-- La tarea --
Cita tal cual la parte de los registros que va desde su inicio hasta la línea que contiene "x-date-label: 2007-03-13 <box>264", incluida esa línea.

═══

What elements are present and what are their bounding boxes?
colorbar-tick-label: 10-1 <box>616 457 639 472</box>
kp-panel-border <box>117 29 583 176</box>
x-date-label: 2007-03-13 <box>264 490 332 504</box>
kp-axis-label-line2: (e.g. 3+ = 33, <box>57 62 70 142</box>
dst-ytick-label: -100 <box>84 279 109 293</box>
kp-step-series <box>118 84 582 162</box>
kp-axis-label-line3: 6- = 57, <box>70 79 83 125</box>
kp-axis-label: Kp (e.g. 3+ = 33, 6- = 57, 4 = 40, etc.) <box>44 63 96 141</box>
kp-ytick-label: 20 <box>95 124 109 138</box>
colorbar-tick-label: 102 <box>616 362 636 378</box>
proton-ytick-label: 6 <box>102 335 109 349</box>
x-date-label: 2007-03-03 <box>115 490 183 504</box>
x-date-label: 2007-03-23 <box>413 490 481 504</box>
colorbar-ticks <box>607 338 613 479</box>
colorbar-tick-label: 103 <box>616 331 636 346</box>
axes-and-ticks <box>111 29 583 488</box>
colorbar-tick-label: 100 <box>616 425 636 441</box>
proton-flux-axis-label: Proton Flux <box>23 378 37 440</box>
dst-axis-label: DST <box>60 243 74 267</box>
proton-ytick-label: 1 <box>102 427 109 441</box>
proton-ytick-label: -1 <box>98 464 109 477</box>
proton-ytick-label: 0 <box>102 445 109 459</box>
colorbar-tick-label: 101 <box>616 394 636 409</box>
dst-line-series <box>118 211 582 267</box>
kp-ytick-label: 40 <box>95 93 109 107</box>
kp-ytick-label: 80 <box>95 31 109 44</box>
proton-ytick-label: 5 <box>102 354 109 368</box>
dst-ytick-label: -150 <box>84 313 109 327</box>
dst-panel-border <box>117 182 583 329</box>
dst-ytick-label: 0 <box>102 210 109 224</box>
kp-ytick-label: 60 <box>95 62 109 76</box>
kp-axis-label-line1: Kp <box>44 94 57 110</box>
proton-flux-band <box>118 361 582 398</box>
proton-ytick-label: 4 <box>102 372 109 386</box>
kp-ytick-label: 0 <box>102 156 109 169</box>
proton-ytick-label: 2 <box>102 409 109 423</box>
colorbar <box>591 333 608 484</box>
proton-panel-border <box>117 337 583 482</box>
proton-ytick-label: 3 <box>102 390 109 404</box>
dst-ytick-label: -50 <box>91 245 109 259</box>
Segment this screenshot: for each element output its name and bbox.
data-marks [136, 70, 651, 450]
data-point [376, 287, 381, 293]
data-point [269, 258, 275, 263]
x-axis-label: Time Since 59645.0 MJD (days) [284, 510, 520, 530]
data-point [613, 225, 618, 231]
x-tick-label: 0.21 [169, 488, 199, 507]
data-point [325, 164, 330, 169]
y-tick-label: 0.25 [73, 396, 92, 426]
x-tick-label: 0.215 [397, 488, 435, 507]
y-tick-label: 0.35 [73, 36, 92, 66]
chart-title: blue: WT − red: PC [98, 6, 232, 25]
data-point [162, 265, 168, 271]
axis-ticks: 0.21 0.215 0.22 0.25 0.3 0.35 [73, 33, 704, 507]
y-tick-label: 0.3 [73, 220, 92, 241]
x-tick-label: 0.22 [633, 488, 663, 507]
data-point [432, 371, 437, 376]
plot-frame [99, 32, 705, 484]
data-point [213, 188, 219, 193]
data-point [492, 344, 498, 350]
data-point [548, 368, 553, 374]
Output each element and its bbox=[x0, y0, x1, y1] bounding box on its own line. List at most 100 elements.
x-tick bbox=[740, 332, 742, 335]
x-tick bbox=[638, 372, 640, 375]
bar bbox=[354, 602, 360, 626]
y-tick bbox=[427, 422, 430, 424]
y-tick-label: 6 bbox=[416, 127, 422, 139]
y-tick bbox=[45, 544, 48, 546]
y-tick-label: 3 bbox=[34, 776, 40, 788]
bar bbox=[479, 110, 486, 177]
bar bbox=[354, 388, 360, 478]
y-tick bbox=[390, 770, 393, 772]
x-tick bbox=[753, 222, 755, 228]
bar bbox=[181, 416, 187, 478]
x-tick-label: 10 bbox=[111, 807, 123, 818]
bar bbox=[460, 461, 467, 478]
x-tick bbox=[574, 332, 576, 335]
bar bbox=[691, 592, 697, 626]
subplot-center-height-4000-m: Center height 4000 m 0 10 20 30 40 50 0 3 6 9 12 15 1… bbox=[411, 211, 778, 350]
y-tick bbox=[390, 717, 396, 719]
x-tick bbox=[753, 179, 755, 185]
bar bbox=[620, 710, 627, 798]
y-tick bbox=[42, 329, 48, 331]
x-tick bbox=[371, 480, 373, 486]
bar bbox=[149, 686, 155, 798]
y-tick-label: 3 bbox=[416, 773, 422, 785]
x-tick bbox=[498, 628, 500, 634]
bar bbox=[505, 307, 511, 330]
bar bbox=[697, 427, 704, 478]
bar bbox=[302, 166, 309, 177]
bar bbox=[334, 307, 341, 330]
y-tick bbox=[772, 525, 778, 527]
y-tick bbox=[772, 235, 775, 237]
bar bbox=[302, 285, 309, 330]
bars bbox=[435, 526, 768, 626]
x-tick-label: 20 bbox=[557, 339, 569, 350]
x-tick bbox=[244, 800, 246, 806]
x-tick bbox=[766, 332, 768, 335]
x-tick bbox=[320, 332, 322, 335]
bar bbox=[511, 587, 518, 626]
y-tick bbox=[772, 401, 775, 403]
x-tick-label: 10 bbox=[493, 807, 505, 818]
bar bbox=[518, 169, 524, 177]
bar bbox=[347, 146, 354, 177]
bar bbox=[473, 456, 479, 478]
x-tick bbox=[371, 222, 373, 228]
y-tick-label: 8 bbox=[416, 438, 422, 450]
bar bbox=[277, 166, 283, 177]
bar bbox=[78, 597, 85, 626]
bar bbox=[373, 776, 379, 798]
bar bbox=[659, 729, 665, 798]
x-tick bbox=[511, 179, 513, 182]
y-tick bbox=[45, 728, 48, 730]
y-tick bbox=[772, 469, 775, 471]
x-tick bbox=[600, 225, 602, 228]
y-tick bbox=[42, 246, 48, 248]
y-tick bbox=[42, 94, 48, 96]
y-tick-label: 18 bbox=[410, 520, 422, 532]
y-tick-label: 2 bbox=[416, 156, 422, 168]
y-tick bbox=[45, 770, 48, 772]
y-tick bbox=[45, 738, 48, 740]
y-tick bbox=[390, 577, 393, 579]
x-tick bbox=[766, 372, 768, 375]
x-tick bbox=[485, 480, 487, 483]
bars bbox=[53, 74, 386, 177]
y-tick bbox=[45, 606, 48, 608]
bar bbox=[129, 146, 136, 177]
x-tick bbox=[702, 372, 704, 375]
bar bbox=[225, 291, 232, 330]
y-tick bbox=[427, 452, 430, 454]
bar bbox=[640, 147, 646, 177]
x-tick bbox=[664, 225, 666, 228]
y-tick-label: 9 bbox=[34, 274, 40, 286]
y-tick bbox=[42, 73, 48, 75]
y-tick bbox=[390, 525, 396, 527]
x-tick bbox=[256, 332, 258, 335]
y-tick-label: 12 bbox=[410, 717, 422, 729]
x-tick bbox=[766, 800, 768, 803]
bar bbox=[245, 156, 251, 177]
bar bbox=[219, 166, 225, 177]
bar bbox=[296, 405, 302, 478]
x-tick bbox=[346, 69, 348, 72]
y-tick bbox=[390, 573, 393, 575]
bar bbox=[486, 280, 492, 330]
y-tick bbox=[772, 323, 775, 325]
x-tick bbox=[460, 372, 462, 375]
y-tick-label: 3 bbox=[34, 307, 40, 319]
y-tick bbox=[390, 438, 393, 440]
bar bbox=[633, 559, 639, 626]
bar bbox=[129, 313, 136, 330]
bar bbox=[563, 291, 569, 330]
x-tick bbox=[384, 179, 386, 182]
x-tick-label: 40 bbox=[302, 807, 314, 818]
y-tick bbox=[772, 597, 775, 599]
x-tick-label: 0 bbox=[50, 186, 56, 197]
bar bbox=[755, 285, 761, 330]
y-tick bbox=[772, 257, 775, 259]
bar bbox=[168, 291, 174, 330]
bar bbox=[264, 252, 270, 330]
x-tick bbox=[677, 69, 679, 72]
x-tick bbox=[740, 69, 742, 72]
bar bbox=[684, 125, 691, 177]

═══

-- Resultado correcto --
What elements are present and what are their bounding boxes?
colorbar-tick-label: 10-1 <box>616 457 639 472</box>
kp-panel-border <box>117 29 583 176</box>
x-date-label: 2007-03-13 <box>264 490 332 504</box>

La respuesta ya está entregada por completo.